[Stored records]
.....

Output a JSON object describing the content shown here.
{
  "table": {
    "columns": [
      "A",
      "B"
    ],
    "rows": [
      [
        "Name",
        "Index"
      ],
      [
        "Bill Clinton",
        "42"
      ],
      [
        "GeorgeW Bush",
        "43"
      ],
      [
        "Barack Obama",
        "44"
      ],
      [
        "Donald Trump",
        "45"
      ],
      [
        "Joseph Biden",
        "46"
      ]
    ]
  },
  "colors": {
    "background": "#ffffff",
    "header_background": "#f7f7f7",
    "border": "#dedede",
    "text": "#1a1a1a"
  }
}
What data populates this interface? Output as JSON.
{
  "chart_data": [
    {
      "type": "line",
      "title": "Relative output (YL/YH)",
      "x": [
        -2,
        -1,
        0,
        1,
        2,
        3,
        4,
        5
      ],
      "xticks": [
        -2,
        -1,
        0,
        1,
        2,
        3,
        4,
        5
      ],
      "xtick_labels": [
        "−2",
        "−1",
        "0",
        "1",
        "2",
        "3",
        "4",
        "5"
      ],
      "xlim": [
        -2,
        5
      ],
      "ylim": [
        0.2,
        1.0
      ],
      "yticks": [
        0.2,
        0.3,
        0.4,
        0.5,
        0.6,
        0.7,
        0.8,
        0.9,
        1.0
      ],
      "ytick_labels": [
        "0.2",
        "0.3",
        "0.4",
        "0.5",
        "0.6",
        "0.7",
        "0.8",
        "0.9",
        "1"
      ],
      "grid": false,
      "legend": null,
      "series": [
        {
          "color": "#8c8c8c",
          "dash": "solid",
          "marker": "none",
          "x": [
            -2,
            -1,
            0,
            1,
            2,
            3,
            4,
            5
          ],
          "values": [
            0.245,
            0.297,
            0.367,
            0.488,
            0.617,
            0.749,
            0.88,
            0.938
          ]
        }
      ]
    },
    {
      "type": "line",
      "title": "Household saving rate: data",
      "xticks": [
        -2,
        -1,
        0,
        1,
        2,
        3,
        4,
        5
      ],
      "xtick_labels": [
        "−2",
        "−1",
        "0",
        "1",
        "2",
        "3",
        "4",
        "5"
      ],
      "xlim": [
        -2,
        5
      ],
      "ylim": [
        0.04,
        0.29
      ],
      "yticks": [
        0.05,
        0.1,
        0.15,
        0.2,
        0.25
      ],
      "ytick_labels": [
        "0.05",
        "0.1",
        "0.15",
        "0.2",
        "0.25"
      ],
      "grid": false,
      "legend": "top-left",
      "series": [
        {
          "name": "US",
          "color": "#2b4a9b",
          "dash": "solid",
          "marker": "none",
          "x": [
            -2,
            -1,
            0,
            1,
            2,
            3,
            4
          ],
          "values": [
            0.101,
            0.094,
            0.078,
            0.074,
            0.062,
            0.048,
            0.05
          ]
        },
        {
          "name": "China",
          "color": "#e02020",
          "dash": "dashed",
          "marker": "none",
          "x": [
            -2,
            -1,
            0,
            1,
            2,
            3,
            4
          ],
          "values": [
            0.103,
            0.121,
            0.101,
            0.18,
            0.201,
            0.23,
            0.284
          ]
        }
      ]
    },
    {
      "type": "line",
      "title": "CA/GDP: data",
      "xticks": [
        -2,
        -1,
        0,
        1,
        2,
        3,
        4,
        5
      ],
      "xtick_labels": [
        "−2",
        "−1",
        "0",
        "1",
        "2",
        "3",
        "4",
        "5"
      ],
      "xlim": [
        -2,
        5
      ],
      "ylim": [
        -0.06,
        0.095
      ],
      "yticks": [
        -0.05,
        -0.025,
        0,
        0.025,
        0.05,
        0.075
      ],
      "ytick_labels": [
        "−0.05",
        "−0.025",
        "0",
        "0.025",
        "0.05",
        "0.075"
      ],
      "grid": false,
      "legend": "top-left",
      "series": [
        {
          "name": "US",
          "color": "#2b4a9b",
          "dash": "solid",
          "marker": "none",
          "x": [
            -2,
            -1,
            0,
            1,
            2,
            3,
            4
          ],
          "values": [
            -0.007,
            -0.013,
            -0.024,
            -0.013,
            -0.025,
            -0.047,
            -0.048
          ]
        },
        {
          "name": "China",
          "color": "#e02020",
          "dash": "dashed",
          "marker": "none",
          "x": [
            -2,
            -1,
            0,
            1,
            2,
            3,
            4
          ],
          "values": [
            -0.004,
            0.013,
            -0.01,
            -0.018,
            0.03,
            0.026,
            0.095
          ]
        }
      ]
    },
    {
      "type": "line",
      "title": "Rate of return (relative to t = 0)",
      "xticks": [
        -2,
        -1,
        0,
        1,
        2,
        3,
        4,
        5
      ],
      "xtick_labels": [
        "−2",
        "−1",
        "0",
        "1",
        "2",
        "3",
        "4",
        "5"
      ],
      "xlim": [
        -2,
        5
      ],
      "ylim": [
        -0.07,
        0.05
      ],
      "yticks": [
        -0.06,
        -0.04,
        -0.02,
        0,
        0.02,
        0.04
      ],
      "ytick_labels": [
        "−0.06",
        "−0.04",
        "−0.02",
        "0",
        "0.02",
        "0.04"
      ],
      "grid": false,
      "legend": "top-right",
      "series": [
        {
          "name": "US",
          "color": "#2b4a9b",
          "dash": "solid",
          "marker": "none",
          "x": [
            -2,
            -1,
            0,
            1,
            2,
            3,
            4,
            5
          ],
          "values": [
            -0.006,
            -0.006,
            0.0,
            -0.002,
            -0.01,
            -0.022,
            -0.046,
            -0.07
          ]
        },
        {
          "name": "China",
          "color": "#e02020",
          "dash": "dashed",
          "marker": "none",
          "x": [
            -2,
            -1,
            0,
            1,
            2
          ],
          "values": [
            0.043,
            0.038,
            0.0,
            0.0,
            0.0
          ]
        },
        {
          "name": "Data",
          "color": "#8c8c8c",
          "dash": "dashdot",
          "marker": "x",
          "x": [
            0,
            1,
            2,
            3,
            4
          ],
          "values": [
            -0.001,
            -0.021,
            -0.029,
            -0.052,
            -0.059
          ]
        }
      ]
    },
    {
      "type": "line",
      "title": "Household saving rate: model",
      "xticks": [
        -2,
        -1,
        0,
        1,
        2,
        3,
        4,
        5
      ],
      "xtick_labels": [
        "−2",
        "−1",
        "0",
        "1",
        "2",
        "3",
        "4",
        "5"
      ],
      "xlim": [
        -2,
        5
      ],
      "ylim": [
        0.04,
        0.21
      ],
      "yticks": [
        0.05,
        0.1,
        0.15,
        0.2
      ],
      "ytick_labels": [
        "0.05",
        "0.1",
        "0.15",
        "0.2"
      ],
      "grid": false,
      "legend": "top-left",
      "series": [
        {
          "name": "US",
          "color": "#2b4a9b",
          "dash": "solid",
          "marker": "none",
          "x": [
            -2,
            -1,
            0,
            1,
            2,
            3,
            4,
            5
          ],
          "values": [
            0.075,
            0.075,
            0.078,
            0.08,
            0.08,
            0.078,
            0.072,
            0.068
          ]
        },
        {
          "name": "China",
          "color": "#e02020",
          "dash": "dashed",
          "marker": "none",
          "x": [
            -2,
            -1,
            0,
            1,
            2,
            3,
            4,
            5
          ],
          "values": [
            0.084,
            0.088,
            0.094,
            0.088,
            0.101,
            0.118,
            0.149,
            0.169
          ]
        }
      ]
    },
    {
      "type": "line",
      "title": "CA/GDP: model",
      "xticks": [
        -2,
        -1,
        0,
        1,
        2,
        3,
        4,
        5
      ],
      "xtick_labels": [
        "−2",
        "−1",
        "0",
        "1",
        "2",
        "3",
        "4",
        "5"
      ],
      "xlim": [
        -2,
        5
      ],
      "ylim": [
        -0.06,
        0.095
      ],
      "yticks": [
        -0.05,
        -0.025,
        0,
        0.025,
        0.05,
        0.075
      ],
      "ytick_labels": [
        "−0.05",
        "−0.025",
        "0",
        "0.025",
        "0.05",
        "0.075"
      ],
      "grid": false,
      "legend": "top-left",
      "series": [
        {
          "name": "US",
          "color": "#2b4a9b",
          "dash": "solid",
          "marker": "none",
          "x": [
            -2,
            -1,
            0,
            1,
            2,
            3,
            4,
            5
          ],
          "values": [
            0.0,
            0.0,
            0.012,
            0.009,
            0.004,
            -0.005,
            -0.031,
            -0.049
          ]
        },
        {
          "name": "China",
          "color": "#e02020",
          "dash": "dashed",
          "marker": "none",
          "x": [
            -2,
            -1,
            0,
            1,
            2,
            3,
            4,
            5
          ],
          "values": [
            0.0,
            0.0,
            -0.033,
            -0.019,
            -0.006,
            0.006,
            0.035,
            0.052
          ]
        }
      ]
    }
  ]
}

.....

Exercise requirements — Filter the listing above for the string "Household" and copy every matching line.

Exercise solution —
      "title": "Household saving rate: data",
      "title": "Household saving rate: model",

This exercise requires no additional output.